## WORK INSTRUCTIONS
In the entries below, count every line with the string "spoznanja". State the count and nothing else.

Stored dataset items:

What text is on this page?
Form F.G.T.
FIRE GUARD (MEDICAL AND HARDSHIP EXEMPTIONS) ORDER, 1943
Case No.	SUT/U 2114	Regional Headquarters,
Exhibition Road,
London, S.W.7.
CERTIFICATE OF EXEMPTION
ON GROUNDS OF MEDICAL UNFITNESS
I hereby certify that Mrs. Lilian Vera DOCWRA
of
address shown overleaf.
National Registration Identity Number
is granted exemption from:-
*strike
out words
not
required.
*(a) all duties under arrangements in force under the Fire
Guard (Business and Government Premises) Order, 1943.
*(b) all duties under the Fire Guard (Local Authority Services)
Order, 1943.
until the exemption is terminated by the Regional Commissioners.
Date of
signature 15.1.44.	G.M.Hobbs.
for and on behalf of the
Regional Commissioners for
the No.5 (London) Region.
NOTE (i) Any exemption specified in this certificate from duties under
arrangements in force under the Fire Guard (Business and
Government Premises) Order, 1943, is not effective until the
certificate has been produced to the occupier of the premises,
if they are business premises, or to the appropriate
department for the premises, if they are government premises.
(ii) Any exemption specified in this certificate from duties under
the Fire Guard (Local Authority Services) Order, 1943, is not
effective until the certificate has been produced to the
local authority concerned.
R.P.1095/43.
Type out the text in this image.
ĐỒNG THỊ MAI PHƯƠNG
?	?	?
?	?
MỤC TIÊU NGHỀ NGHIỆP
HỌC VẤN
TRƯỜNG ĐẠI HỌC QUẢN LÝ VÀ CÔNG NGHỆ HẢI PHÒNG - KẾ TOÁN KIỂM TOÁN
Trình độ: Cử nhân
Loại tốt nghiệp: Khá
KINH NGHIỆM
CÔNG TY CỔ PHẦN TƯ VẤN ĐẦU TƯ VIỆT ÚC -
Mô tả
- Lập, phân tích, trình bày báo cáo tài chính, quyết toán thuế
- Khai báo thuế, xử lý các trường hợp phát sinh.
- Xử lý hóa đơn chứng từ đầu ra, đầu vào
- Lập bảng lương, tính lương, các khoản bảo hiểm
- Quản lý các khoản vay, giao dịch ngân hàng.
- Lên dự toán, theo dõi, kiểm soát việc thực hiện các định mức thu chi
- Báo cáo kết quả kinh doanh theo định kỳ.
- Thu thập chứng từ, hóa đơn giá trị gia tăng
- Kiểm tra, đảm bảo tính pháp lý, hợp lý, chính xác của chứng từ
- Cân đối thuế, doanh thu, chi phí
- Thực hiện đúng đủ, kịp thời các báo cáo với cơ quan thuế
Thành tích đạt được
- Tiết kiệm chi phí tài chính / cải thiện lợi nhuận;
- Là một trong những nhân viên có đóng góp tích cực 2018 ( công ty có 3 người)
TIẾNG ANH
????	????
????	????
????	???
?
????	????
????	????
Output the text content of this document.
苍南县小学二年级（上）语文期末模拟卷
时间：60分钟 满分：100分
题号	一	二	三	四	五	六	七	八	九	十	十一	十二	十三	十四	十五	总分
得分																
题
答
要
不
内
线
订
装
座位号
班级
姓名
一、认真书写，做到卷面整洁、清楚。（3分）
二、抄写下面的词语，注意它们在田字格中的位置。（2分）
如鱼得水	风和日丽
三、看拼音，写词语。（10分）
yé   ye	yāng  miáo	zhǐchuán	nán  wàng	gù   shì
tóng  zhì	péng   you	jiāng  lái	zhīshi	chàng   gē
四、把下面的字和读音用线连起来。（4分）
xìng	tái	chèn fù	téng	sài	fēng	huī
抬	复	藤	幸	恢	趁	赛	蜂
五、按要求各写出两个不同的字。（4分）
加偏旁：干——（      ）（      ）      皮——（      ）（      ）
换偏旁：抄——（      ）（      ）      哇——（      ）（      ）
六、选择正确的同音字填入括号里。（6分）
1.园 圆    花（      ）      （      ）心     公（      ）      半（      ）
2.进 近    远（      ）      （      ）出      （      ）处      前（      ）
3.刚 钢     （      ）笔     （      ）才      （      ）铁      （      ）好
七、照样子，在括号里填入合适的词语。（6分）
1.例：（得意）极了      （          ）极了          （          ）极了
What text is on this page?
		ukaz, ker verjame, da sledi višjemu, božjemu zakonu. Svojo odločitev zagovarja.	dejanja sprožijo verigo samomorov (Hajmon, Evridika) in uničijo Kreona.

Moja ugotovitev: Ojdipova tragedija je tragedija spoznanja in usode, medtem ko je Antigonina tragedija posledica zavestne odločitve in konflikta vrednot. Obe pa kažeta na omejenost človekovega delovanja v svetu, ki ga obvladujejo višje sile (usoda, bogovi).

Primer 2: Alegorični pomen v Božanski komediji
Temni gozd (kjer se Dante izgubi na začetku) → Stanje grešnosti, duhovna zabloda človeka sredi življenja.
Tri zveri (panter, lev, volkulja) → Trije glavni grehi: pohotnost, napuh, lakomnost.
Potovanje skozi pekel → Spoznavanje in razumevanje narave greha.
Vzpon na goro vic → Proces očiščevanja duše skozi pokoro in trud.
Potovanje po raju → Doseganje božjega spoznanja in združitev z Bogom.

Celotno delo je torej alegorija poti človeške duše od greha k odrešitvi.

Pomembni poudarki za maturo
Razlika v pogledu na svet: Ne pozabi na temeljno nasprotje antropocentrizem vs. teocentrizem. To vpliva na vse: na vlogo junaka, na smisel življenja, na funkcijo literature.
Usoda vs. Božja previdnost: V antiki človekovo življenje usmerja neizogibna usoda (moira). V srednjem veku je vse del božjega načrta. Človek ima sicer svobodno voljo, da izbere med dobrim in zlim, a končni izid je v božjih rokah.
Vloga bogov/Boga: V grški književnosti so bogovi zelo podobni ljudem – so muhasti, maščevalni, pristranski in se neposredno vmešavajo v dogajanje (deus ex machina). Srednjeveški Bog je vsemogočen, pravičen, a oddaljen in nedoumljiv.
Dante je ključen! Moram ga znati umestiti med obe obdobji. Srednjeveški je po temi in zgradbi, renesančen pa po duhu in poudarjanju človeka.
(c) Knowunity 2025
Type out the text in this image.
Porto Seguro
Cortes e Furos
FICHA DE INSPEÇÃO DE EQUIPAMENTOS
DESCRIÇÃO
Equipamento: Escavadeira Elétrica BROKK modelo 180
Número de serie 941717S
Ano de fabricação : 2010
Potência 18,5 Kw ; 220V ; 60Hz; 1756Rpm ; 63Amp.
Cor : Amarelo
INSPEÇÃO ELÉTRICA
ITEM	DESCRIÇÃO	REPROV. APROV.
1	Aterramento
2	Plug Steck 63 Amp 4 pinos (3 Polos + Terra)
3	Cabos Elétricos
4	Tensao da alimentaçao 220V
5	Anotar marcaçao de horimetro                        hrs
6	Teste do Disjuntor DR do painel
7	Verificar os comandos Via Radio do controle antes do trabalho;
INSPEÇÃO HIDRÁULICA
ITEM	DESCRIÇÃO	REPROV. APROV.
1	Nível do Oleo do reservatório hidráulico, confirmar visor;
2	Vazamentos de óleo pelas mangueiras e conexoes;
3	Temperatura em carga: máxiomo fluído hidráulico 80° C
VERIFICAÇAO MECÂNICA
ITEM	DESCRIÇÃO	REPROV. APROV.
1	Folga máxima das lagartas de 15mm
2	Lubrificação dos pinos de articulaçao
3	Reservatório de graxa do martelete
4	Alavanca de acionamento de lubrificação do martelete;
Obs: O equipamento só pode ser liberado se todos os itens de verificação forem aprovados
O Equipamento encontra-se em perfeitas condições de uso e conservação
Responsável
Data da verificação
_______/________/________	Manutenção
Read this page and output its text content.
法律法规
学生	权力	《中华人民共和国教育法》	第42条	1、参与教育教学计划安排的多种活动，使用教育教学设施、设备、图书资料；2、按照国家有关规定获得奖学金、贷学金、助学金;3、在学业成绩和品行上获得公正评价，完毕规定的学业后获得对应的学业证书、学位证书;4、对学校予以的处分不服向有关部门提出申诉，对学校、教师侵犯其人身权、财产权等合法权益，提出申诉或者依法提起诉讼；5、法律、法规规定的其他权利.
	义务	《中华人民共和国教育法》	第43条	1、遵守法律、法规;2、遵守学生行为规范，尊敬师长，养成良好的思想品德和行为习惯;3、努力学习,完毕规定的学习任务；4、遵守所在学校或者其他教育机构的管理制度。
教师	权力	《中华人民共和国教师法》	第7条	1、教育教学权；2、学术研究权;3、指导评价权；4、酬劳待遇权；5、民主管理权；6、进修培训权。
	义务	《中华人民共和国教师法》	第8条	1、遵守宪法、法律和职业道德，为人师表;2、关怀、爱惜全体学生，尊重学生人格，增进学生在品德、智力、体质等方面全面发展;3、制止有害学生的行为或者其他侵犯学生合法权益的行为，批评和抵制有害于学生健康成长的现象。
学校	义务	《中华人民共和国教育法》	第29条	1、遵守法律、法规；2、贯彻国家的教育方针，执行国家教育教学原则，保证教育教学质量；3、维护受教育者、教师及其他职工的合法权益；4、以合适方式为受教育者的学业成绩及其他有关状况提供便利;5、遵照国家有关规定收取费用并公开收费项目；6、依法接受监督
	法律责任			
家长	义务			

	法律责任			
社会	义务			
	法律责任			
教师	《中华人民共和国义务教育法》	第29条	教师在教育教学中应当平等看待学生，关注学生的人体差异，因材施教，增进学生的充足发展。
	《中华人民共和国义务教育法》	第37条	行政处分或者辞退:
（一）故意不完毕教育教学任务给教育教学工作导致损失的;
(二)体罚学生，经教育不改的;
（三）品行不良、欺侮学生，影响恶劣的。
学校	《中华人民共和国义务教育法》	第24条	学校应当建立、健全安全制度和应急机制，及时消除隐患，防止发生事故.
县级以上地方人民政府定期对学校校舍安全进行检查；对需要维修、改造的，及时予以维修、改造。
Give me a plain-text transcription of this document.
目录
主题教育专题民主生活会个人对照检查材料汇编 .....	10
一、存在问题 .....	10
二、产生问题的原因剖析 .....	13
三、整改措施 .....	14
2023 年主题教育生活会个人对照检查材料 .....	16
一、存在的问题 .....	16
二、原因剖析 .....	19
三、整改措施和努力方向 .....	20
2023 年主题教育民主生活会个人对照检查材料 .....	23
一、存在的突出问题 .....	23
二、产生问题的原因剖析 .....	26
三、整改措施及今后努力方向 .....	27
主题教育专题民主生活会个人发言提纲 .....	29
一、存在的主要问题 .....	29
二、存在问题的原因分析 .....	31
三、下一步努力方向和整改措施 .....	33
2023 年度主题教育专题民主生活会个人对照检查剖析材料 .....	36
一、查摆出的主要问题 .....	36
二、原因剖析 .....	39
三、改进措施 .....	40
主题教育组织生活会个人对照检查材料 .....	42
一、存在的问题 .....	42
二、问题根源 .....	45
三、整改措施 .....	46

## THE RESPONSE
2